> _Figure record listings_
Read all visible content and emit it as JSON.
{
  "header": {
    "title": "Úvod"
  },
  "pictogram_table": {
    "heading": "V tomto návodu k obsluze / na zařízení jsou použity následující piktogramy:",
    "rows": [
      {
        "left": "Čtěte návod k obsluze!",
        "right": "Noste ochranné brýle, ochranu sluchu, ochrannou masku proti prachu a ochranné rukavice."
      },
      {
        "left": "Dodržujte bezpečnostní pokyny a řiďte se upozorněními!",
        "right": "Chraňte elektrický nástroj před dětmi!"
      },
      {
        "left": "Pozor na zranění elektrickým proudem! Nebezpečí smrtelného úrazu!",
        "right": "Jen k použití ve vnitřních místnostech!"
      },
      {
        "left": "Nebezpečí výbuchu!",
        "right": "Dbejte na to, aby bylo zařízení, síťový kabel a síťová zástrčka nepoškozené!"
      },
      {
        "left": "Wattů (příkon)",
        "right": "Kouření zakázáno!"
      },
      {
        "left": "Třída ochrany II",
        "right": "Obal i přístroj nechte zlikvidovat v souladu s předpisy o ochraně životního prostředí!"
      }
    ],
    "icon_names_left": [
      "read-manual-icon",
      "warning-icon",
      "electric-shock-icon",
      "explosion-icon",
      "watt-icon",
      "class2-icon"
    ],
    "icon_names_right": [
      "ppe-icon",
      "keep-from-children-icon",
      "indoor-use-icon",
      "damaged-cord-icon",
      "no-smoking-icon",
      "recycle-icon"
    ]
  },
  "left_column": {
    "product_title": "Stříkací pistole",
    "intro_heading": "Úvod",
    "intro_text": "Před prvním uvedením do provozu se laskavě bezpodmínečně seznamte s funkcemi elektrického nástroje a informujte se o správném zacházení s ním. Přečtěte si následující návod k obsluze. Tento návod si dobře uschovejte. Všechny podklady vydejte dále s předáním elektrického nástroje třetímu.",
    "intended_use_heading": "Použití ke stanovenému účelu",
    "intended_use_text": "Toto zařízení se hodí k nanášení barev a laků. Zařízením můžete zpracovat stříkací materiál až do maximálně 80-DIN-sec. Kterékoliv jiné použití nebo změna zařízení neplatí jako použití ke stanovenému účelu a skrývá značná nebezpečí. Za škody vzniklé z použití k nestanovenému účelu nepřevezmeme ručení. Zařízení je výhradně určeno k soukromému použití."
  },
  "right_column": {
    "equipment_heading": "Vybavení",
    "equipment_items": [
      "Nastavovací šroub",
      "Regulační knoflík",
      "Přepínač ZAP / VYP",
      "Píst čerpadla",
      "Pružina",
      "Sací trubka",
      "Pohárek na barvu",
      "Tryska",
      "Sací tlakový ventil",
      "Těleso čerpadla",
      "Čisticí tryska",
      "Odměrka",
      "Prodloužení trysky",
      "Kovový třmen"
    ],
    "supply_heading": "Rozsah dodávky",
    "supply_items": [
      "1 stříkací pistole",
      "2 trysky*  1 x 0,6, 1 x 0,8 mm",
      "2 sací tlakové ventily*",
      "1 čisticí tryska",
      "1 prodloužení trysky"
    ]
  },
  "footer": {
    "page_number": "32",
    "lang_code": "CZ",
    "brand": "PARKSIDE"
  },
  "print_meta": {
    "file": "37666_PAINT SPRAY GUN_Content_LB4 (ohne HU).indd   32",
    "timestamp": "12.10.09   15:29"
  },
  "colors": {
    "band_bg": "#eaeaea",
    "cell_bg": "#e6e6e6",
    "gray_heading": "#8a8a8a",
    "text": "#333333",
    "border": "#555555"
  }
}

> _What you need to do_
The data above must be returned in full, exactly as written.

> _Correct result_
Read all visible content and emit it as JSON.
{
  "header": {
    "title": "Úvod"
  },
  "pictogram_table": {
    "heading": "V tomto návodu k obsluze / na zařízení jsou použity následující piktogramy:",
    "rows": [
      {
        "left": "Čtěte návod k obsluze!",
        "right": "Noste ochranné brýle, ochranu sluchu, ochrannou masku proti prachu a ochranné rukavice."
      },
      {
        "left": "Dodržujte bezpečnostní pokyny a řiďte se upozorněními!",
        "right": "Chraňte elektrický nástroj před dětmi!"
      },
      {
        "left": "Pozor na zranění elektrickým proudem! Nebezpečí smrtelného úrazu!",
        "right": "Jen k použití ve vnitřních místnostech!"
      },
      {
        "left": "Nebezpečí výbuchu!",
        "right": "Dbejte na to, aby bylo zařízení, síťový kabel a síťová zástrčka nepoškozené!"
      },
      {
        "left": "Wattů (příkon)",
        "right": "Kouření zakázáno!"
      },
      {
        "left": "Třída ochrany II",
        "right": "Obal i přístroj nechte zlikvidovat v souladu s předpisy o ochraně životního prostředí!"
      }
    ],
    "icon_names_left": [
      "read-manual-icon",
      "warning-icon",
      "electric-shock-icon",
      "explosion-icon",
      "watt-icon",
      "class2-icon"
    ],
    "icon_names_right": [
      "ppe-icon",
      "keep-from-children-icon",
      "indoor-use-icon",
      "damaged-cord-icon",
      "no-smoking-icon",
      "recycle-icon"
    ]
  },
  "left_column": {
    "product_title": "Stříkací pistole",
    "intro_heading": "Úvod",
    "intro_text": "Před prvním uvedením do provozu se laskavě bezpodmínečně seznamte s funkcemi elektrického nástroje a informujte se o správném zacházení s ním. Přečtěte si následující návod k obsluze. Tento návod si dobře uschovejte. Všechny podklady vydejte dále s předáním elektrického nástroje třetímu.",
    "intended_use_heading": "Použití ke stanovenému účelu",
    "intended_use_text": "Toto zařízení se hodí k nanášení barev a laků. Zařízením můžete zpracovat stříkací materiál až do maximálně 80-DIN-sec. Kterékoliv jiné použití nebo změna zařízení neplatí jako použití ke stanovenému účelu a skrývá značná nebezpečí. Za škody vzniklé z použití k nestanovenému účelu nepřevezmeme ručení. Zařízení je výhradně určeno k soukromému použití."
  },
  "right_column": {
    "equipment_heading": "Vybavení",
    "equipment_items": [
      "Nastavovací šroub",
      "Regulační knoflík",
      "Přepínač ZAP / VYP",
      "Píst čerpadla",
      "Pružina",
      "Sací trubka",
      "Pohárek na barvu",
      "Tryska",
      "Sací tlakový ventil",
      "Těleso čerpadla",
      "Čisticí tryska",
      "Odměrka",
      "Prodloužení trysky",
      "Kovový třmen"
    ],
    "supply_heading": "Rozsah dodávky",
    "supply_items": [
      "1 stříkací pistole",
      "2 trysky*  1 x 0,6, 1 x 0,8 mm",
      "2 sací tlakové ventily*",
      "1 čisticí tryska",
      "1 prodloužení trysky"
    ]
  },
  "footer": {
    "page_number": "32",
    "lang_code": "CZ",
    "brand": "PARKSIDE"
  },
  "print_meta": {
    "file": "37666_PAINT SPRAY GUN_Content_LB4 (ohne HU).indd   32",
    "timestamp": "12.10.09   15:29"
  },
  "colors": {
    "band_bg": "#eaeaea",
    "cell_bg": "#e6e6e6",
    "gray_heading": "#8a8a8a",
    "text": "#333333",
    "border": "#555555"
  }
}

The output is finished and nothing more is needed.